Task to carry out:
Each line that includes the string "icon" counts once; give the total and nothing else.

Data rows:
****

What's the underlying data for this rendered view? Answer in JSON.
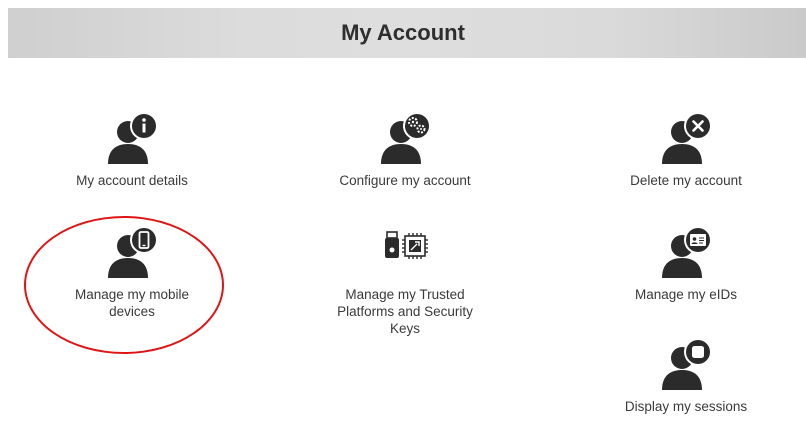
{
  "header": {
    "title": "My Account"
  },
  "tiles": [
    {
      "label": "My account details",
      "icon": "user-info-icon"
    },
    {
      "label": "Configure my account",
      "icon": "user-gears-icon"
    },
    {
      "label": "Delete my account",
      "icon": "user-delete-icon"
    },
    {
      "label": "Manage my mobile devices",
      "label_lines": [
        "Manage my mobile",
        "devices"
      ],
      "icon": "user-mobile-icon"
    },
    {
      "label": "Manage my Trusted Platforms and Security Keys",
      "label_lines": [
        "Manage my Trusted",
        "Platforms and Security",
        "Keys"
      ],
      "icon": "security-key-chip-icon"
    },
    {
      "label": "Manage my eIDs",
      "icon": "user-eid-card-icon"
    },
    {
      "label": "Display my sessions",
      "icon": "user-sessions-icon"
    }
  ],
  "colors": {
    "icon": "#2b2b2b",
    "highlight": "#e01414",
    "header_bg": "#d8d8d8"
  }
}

****

Solution to the problem:
8